WORK TO COMPLETE: Examine the material below. Gather every line in which the string "text" appears.
++++ RECORDS FOR THIS TASK ++++
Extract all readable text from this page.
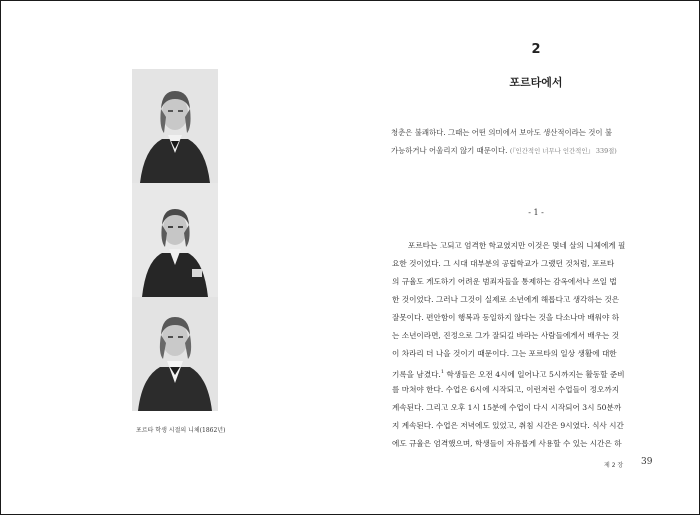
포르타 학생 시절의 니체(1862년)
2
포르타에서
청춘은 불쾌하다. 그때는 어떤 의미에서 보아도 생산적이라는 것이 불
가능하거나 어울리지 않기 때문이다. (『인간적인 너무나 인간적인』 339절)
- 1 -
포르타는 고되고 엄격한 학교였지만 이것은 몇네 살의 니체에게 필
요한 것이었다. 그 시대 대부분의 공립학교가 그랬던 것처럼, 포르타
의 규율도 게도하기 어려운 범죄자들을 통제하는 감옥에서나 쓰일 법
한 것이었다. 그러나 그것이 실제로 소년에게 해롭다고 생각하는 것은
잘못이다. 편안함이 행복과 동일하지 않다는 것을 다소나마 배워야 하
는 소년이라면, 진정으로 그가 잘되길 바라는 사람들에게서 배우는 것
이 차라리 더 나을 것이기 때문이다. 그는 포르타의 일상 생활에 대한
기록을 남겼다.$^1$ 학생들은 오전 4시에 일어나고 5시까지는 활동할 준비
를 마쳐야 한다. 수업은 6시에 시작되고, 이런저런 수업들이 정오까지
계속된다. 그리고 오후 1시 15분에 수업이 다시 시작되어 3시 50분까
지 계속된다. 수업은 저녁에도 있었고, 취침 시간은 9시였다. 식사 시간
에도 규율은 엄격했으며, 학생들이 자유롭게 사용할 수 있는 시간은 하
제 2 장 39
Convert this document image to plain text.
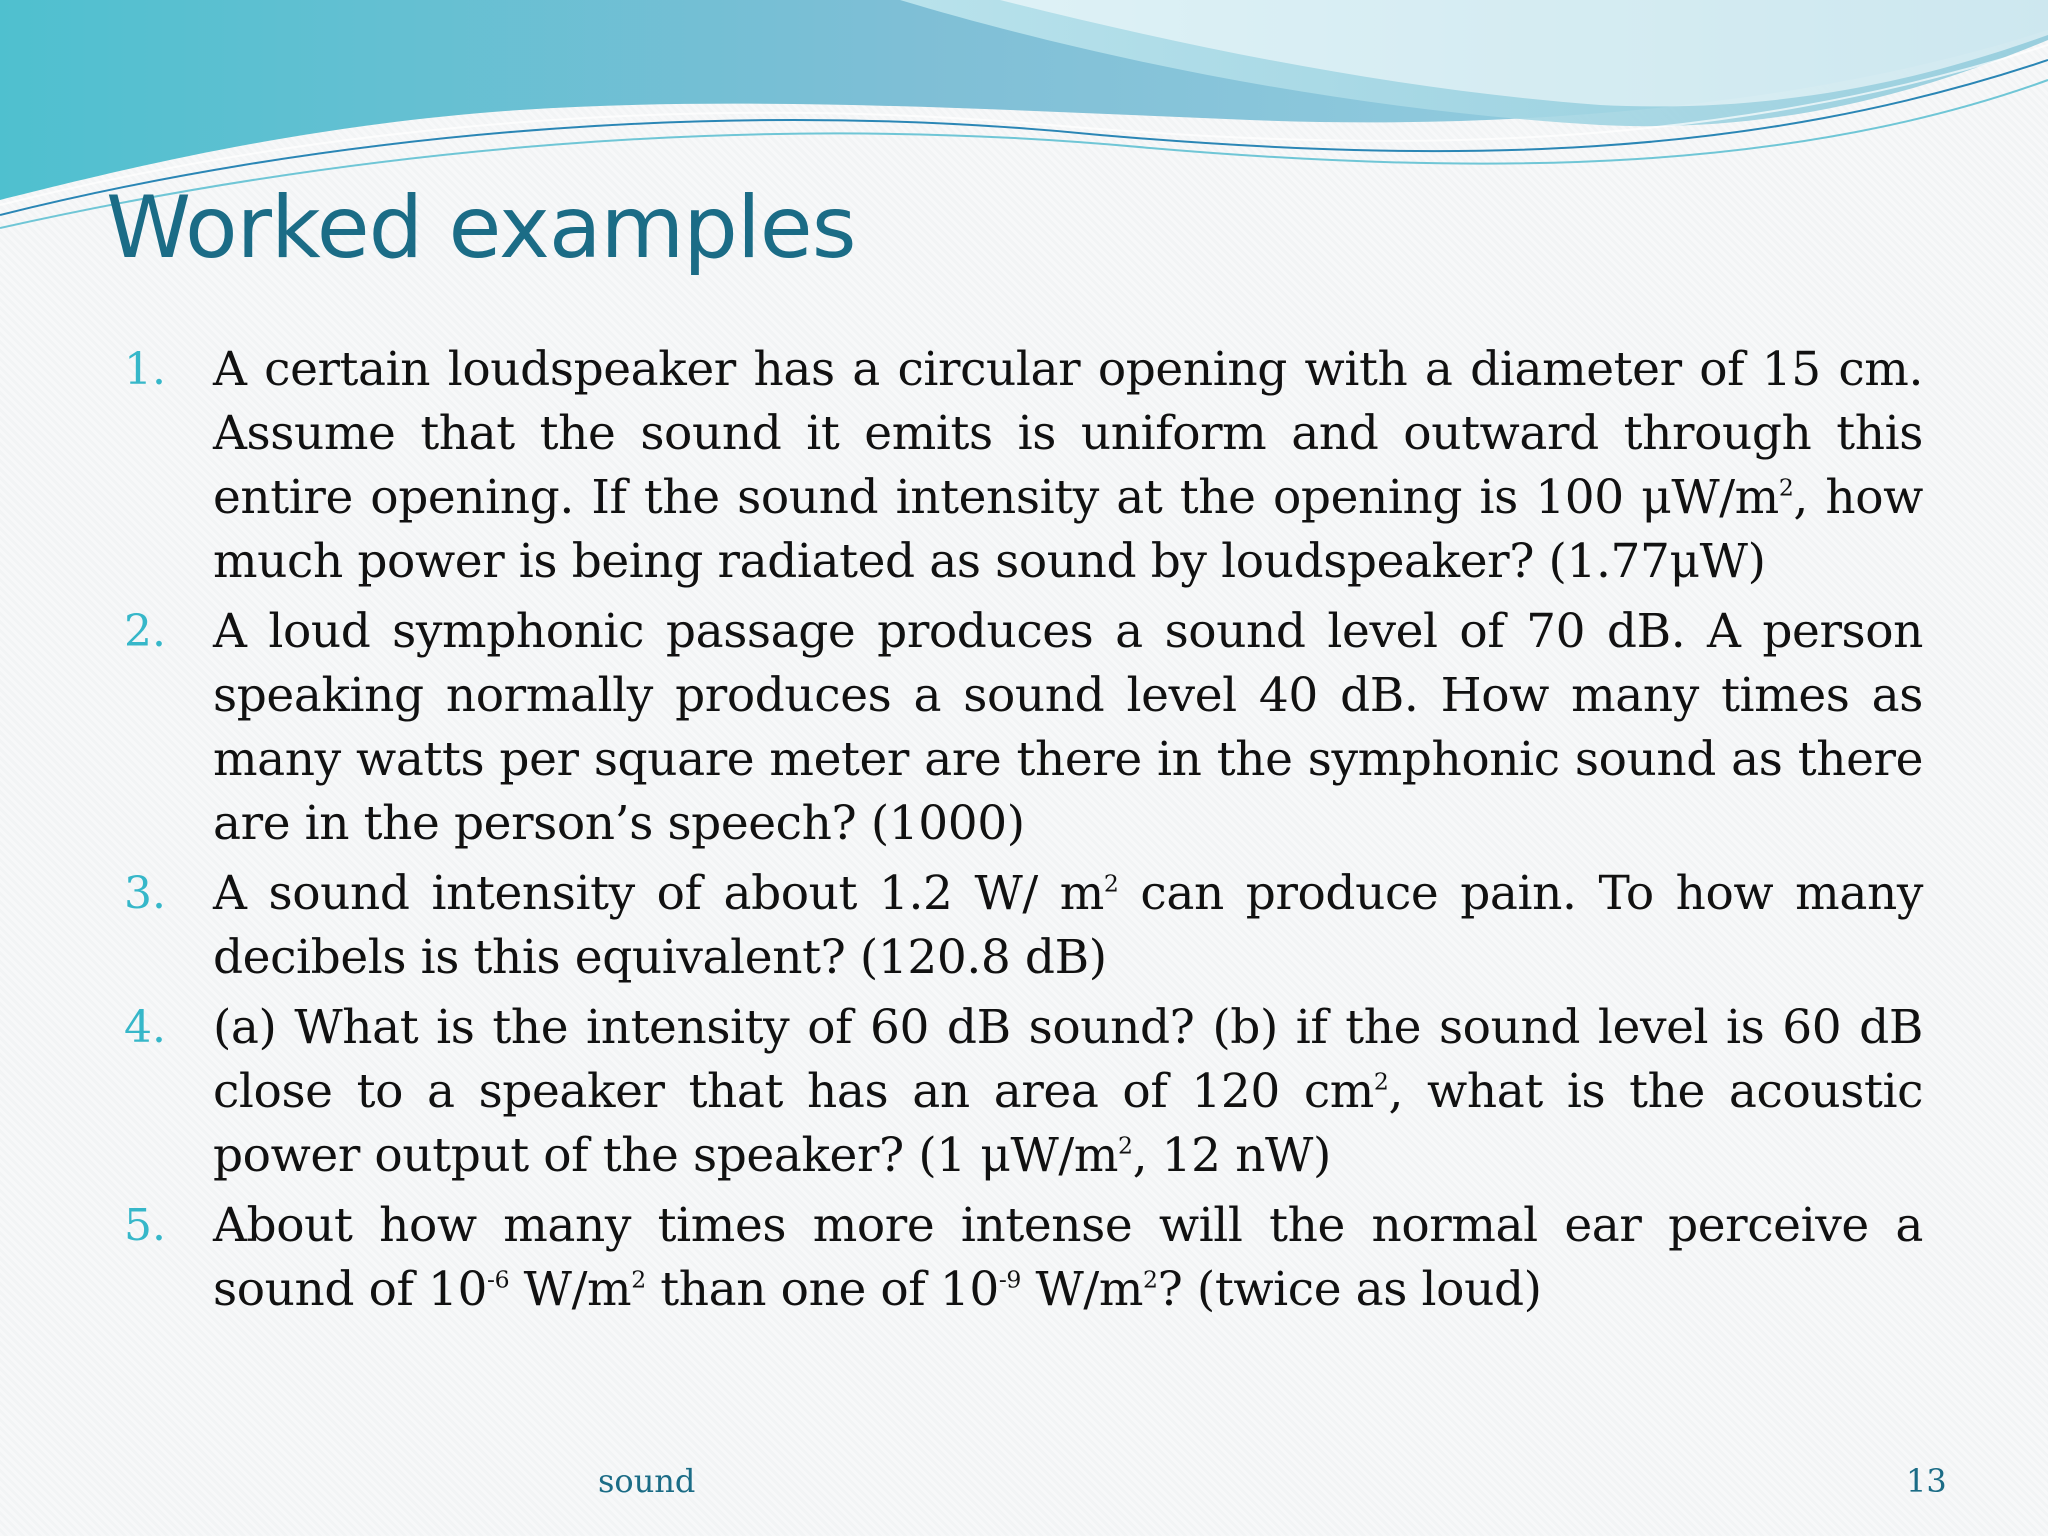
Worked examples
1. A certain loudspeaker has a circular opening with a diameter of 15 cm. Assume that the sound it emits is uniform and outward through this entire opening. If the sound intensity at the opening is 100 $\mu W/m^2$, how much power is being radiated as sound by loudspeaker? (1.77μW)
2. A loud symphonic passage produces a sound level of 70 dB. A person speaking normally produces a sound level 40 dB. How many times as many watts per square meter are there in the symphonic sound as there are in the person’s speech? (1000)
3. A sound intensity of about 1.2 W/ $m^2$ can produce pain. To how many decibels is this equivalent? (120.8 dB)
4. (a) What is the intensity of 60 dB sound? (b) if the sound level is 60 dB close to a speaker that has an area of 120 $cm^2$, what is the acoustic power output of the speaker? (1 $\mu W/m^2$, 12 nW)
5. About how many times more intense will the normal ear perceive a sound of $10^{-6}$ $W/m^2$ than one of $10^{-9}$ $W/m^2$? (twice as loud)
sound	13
++++
RESPONSE TO THE TASK:
Extract all readable text from this page.
Convert this document image to plain text.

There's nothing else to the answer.